Pictures stay out of the copy; restate everything else in the material exactly.

── Input material

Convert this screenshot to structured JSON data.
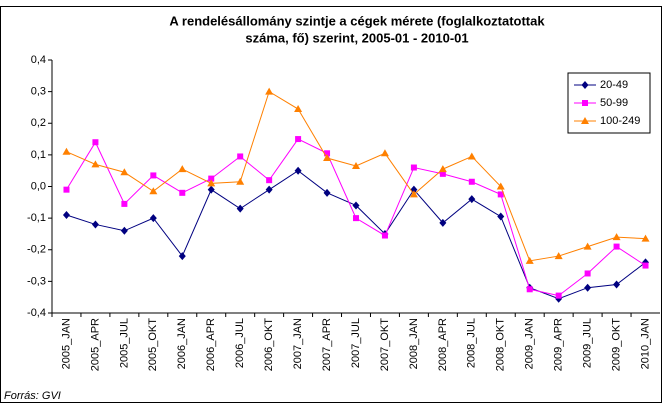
{
  "chart_data": {
    "type": "line",
    "title": [
      "A rendelésállomány szintje a cégek mérete (foglalkoztatottak",
      "száma, fő) szerint, 2005-01 - 2010-01"
    ],
    "categories": [
      "2005_JAN",
      "2005_APR",
      "2005_JUL",
      "2005_OKT",
      "2006_JAN",
      "2006_APR",
      "2006_JUL",
      "2006_OKT",
      "2007_JAN",
      "2007_APR",
      "2007_JUL",
      "2007_OKT",
      "2008_JAN",
      "2008_APR",
      "2008_JUL",
      "2008_OKT",
      "2009_JAN",
      "2009_APR",
      "2009_JUL",
      "2009_OKT",
      "2010_JAN"
    ],
    "series": [
      {
        "name": "20-49",
        "color": "#000080",
        "marker": "diamond",
        "values": [
          -0.09,
          -0.12,
          -0.14,
          -0.1,
          -0.22,
          -0.01,
          -0.07,
          -0.01,
          0.05,
          -0.02,
          -0.06,
          -0.15,
          -0.01,
          -0.115,
          -0.04,
          -0.095,
          -0.32,
          -0.355,
          -0.32,
          -0.31,
          -0.24
        ]
      },
      {
        "name": "50-99",
        "color": "#ff00ff",
        "marker": "square",
        "values": [
          -0.01,
          0.14,
          -0.055,
          0.035,
          -0.02,
          0.025,
          0.095,
          0.02,
          0.15,
          0.105,
          -0.1,
          -0.155,
          0.06,
          0.04,
          0.015,
          -0.025,
          -0.325,
          -0.345,
          -0.275,
          -0.19,
          -0.25
        ]
      },
      {
        "name": "100-249",
        "color": "#ff8000",
        "marker": "triangle",
        "values": [
          0.11,
          0.07,
          0.045,
          -0.015,
          0.055,
          0.01,
          0.015,
          0.3,
          0.245,
          0.09,
          0.065,
          0.105,
          -0.025,
          0.055,
          0.095,
          0.0,
          -0.235,
          -0.22,
          -0.19,
          -0.16,
          -0.165
        ]
      }
    ],
    "ylim": [
      -0.4,
      0.4
    ],
    "yticks": [
      {
        "value": -0.4,
        "label": "-0,4"
      },
      {
        "value": -0.3,
        "label": "-0,3"
      },
      {
        "value": -0.2,
        "label": "-0,2"
      },
      {
        "value": -0.1,
        "label": "-0,1"
      },
      {
        "value": 0,
        "label": "0,0"
      },
      {
        "value": 0.1,
        "label": "0,1"
      },
      {
        "value": 0.2,
        "label": "0,2"
      },
      {
        "value": 0.3,
        "label": "0,3"
      },
      {
        "value": 0.4,
        "label": "0,4"
      }
    ],
    "grid": false,
    "legend": "upper right",
    "source": "Forrás: GVI"
  }
}
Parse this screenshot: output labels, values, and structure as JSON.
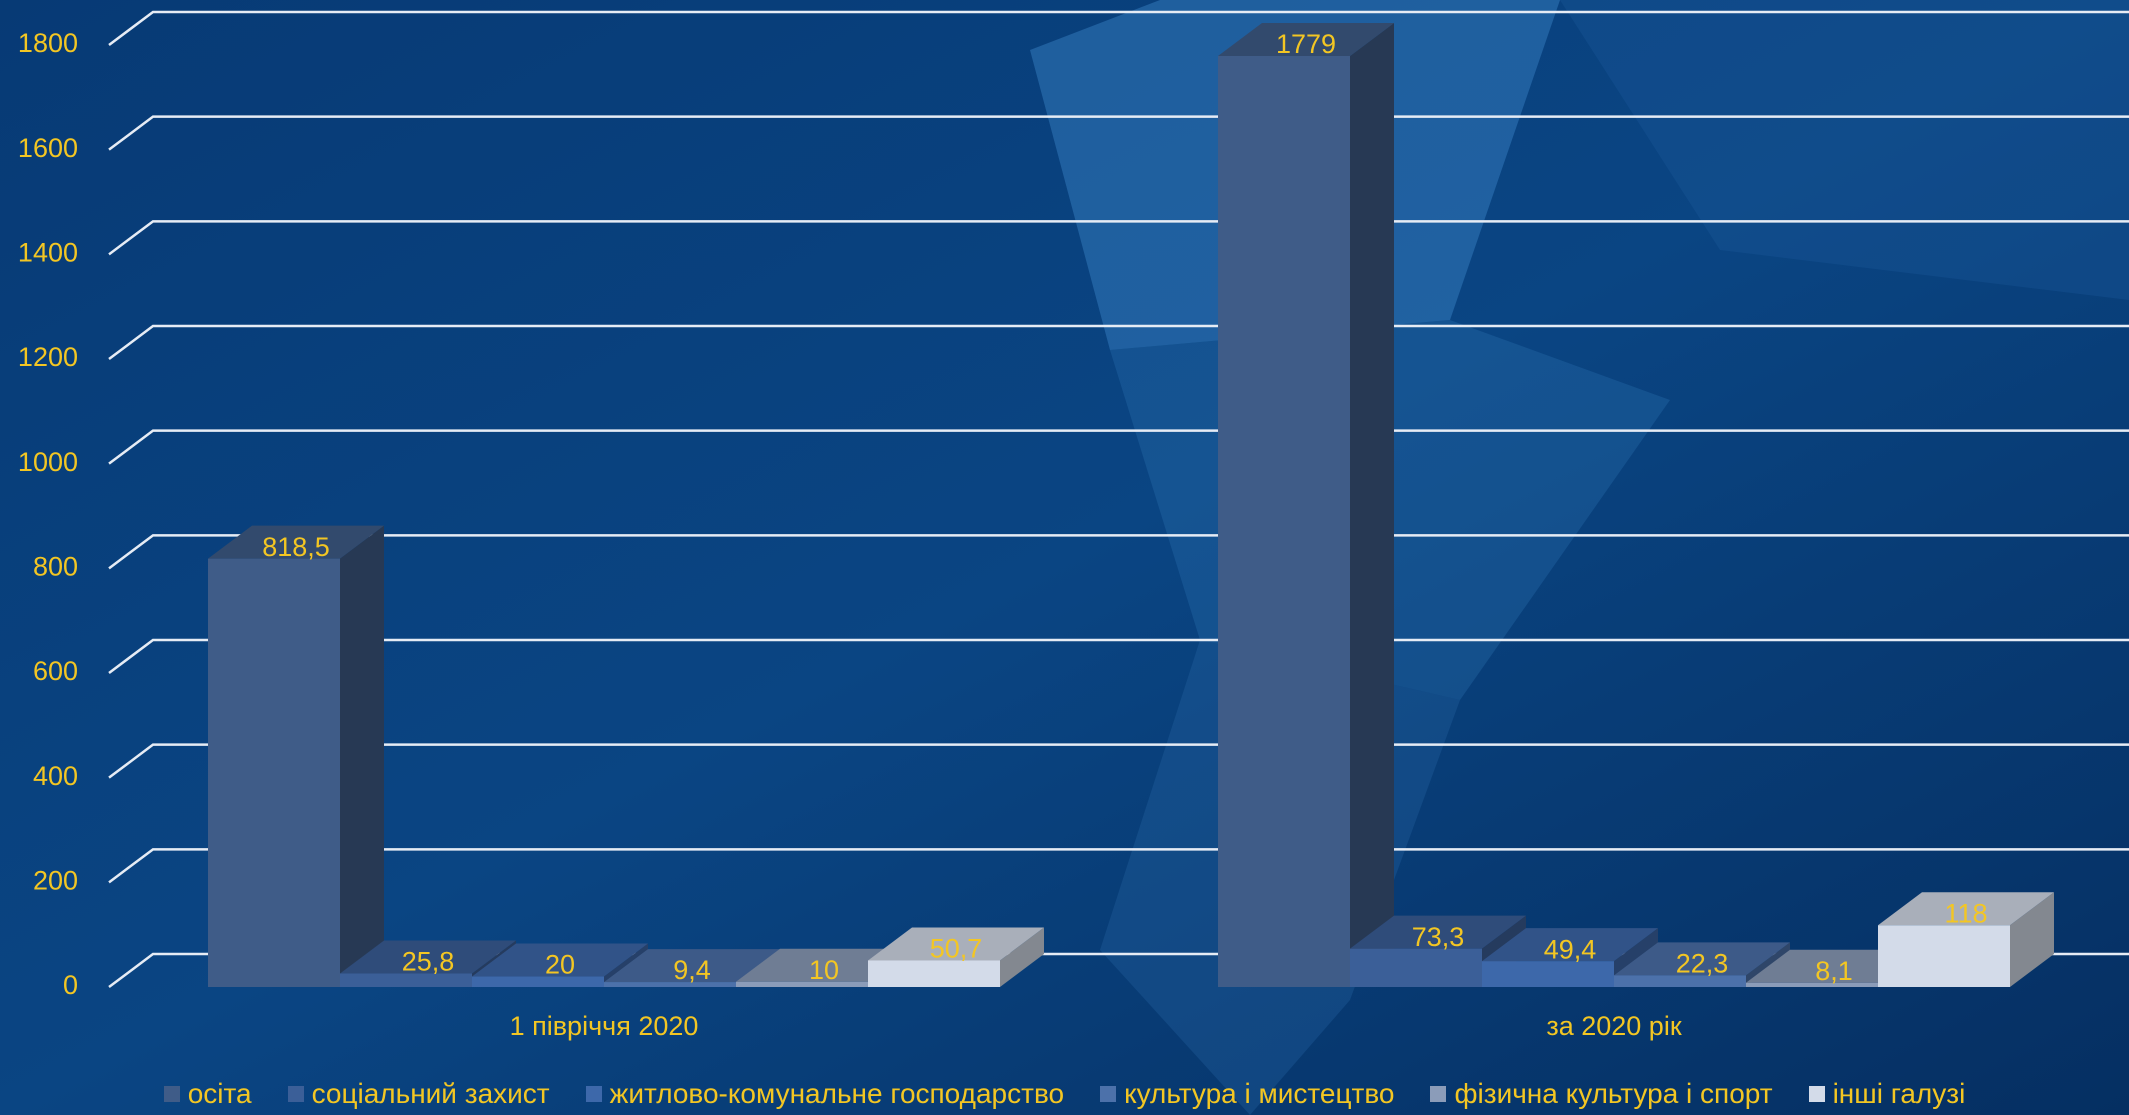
{
  "chart_data": {
    "type": "bar3d",
    "categories": [
      "1 півріччя 2020",
      "за 2020 рік"
    ],
    "series": [
      {
        "name": "осіта",
        "color": "#3f5c88",
        "values": [
          818.5,
          1779
        ],
        "value_labels": [
          "818,5",
          "1779"
        ]
      },
      {
        "name": "соціальний захист",
        "color": "#3b5f98",
        "values": [
          25.8,
          73.3
        ],
        "value_labels": [
          "25,8",
          "73,3"
        ]
      },
      {
        "name": "житлово-комунальне господарство",
        "color": "#3d68aa",
        "values": [
          20,
          49.4
        ],
        "value_labels": [
          "20",
          "49,4"
        ]
      },
      {
        "name": "культура і мистецтво",
        "color": "#4c71aa",
        "values": [
          9.4,
          22.3
        ],
        "value_labels": [
          "9,4",
          "22,3"
        ]
      },
      {
        "name": "фізична культура і спорт",
        "color": "#8b9cb9",
        "values": [
          10,
          8.1
        ],
        "value_labels": [
          "10",
          "8,1"
        ]
      },
      {
        "name": "інші галузі",
        "color": "#d3dbe9",
        "values": [
          50.7,
          118
        ],
        "value_labels": [
          "50,7",
          "118"
        ]
      }
    ],
    "ylim": [
      0,
      1800
    ],
    "yticks": [
      0,
      200,
      400,
      600,
      800,
      1000,
      1200,
      1400,
      1600,
      1800
    ],
    "grid": true,
    "legend": "bottom"
  }
}
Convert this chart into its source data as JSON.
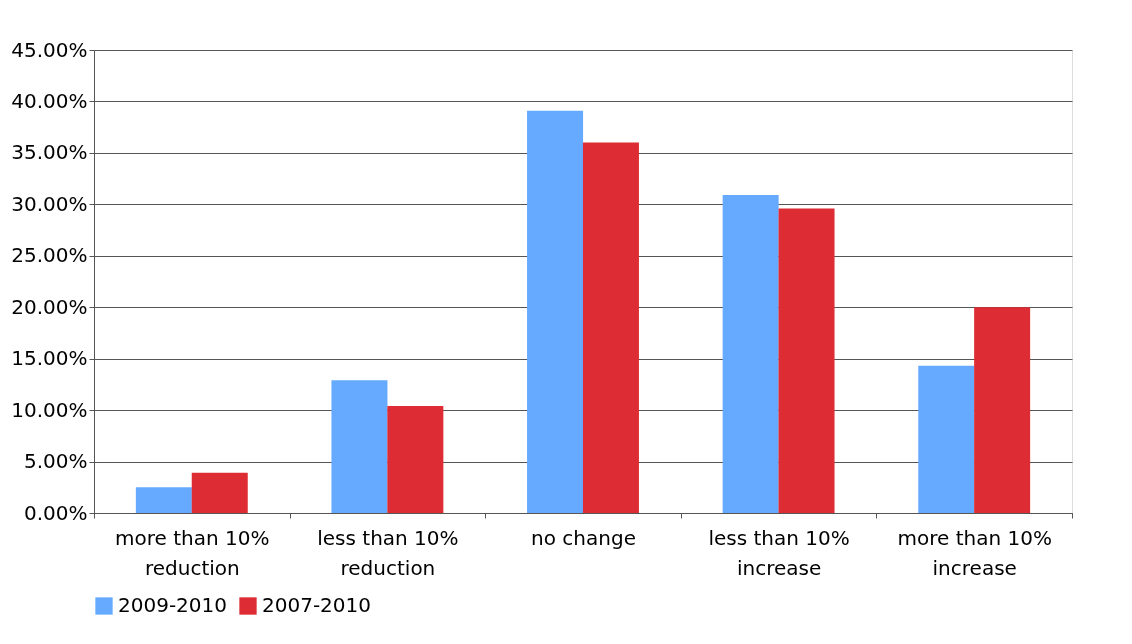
{
  "chart_data": {
    "type": "bar",
    "categories": [
      "more than 10%\nreduction",
      "less than 10%\nreduction",
      "no change",
      "less than 10%\nincrease",
      "more than 10%\nincrease"
    ],
    "series": [
      {
        "name": "2009-2010",
        "color": "#66aaff",
        "values": [
          2.5,
          12.9,
          39.1,
          30.9,
          14.3
        ]
      },
      {
        "name": "2007-2010",
        "color": "#dd2c33",
        "values": [
          3.9,
          10.4,
          36.0,
          29.6,
          20.0
        ]
      }
    ],
    "ylim": [
      0,
      45
    ],
    "yticks": [
      {
        "value": 0,
        "label": "0.00%"
      },
      {
        "value": 5,
        "label": "5.00%"
      },
      {
        "value": 10,
        "label": "10.00%"
      },
      {
        "value": 15,
        "label": "15.00%"
      },
      {
        "value": 20,
        "label": "20.00%"
      },
      {
        "value": 25,
        "label": "25.00%"
      },
      {
        "value": 30,
        "label": "30.00%"
      },
      {
        "value": 35,
        "label": "35.00%"
      },
      {
        "value": 40,
        "label": "40.00%"
      },
      {
        "value": 45,
        "label": "45.00%"
      }
    ],
    "grid": "y",
    "legend": "bottom"
  }
}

────

_Result below_.
Convert this screenshot to structured JSON data.
{
  "chart_data": {
    "type": "line",
    "title": [
      "A rendelésállomány szintje a cégek mérete (foglalkoztatottak",
      "száma, fő) szerint, 2005-01 - 2010-01"
    ],
    "categories": [
      "2005_JAN",
      "2005_APR",
      "2005_JUL",
      "2005_OKT",
      "2006_JAN",
      "2006_APR",
      "2006_JUL",
      "2006_OKT",
      "2007_JAN",
      "2007_APR",
      "2007_JUL",
      "2007_OKT",
      "2008_JAN",
      "2008_APR",
      "2008_JUL",
      "2008_OKT",
      "2009_JAN",
      "2009_APR",
      "2009_JUL",
      "2009_OKT",
      "2010_JAN"
    ],
    "series": [
      {
        "name": "20-49",
        "color": "#000080",
        "marker": "diamond",
        "values": [
          -0.09,
          -0.12,
          -0.14,
          -0.1,
          -0.22,
          -0.01,
          -0.07,
          -0.01,
          0.05,
          -0.02,
          -0.06,
          -0.15,
          -0.01,
          -0.115,
          -0.04,
          -0.095,
          -0.32,
          -0.355,
          -0.32,
          -0.31,
          -0.24
        ]
      },
      {
        "name": "50-99",
        "color": "#ff00ff",
        "marker": "square",
        "values": [
          -0.01,
          0.14,
          -0.055,
          0.035,
          -0.02,
          0.025,
          0.095,
          0.02,
          0.15,
          0.105,
          -0.1,
          -0.155,
          0.06,
          0.04,
          0.015,
          -0.025,
          -0.325,
          -0.345,
          -0.275,
          -0.19,
          -0.25
        ]
      },
      {
        "name": "100-249",
        "color": "#ff8000",
        "marker": "triangle",
        "values": [
          0.11,
          0.07,
          0.045,
          -0.015,
          0.055,
          0.01,
          0.015,
          0.3,
          0.245,
          0.09,
          0.065,
          0.105,
          -0.025,
          0.055,
          0.095,
          0.0,
          -0.235,
          -0.22,
          -0.19,
          -0.16,
          -0.165
        ]
      }
    ],
    "ylim": [
      -0.4,
      0.4
    ],
    "yticks": [
      {
        "value": -0.4,
        "label": "-0,4"
      },
      {
        "value": -0.3,
        "label": "-0,3"
      },
      {
        "value": -0.2,
        "label": "-0,2"
      },
      {
        "value": -0.1,
        "label": "-0,1"
      },
      {
        "value": 0,
        "label": "0,0"
      },
      {
        "value": 0.1,
        "label": "0,1"
      },
      {
        "value": 0.2,
        "label": "0,2"
      },
      {
        "value": 0.3,
        "label": "0,3"
      },
      {
        "value": 0.4,
        "label": "0,4"
      }
    ],
    "grid": false,
    "legend": "upper right",
    "source": "Forrás: GVI"
  }
}
Parse this screenshot: output labels, values, and structure as JSON.
{
  "chart_data": {
    "type": "bar3d",
    "categories": [
      "1 півріччя 2020",
      "за 2020 рік"
    ],
    "series": [
      {
        "name": "осіта",
        "color": "#3f5c88",
        "values": [
          818.5,
          1779
        ],
        "value_labels": [
          "818,5",
          "1779"
        ]
      },
      {
        "name": "соціальний захист",
        "color": "#3b5f98",
        "values": [
          25.8,
          73.3
        ],
        "value_labels": [
          "25,8",
          "73,3"
        ]
      },
      {
        "name": "житлово-комунальне господарство",
        "color": "#3d68aa",
        "values": [
          20,
          49.4
        ],
        "value_labels": [
          "20",
          "49,4"
        ]
      },
      {
        "name": "культура і мистецтво",
        "color": "#4c71aa",
        "values": [
          9.4,
          22.3
        ],
        "value_labels": [
          "9,4",
          "22,3"
        ]
      },
      {
        "name": "фізична культура і спорт",
        "color": "#8b9cb9",
        "values": [
          10,
          8.1
        ],
        "value_labels": [
          "10",
          "8,1"
        ]
      },
      {
        "name": "інші галузі",
        "color": "#d3dbe9",
        "values": [
          50.7,
          118
        ],
        "value_labels": [
          "50,7",
          "118"
        ]
      }
    ],
    "ylim": [
      0,
      1800
    ],
    "yticks": [
      0,
      200,
      400,
      600,
      800,
      1000,
      1200,
      1400,
      1600,
      1800
    ],
    "grid": true,
    "legend": "bottom"
  }
}
Convert this chart into its source data as JSON.
{
  "chart_data": {
    "type": "bar",
    "categories": [
      "more than 10%\nreduction",
      "less than 10%\nreduction",
      "no change",
      "less than 10%\nincrease",
      "more than 10%\nincrease"
    ],
    "series": [
      {
        "name": "2009-2010",
        "color": "#66aaff",
        "values": [
          2.5,
          12.9,
          39.1,
          30.9,
          14.3
        ]
      },
      {
        "name": "2007-2010",
        "color": "#dd2c33",
        "values": [
          3.9,
          10.4,
          36.0,
          29.6,
          20.0
        ]
      }
    ],
    "ylim": [
      0,
      45
    ],
    "yticks": [
      {
        "value": 0,
        "label": "0.00%"
      },
      {
        "value": 5,
        "label": "5.00%"
      },
      {
        "value": 10,
        "label": "10.00%"
      },
      {
        "value": 15,
        "label": "15.00%"
      },
      {
        "value": 20,
        "label": "20.00%"
      },
      {
        "value": 25,
        "label": "25.00%"
      },
      {
        "value": 30,
        "label": "30.00%"
      },
      {
        "value": 35,
        "label": "35.00%"
      },
      {
        "value": 40,
        "label": "40.00%"
      },
      {
        "value": 45,
        "label": "45.00%"
      }
    ],
    "grid": "y",
    "legend": "bottom"
  }
}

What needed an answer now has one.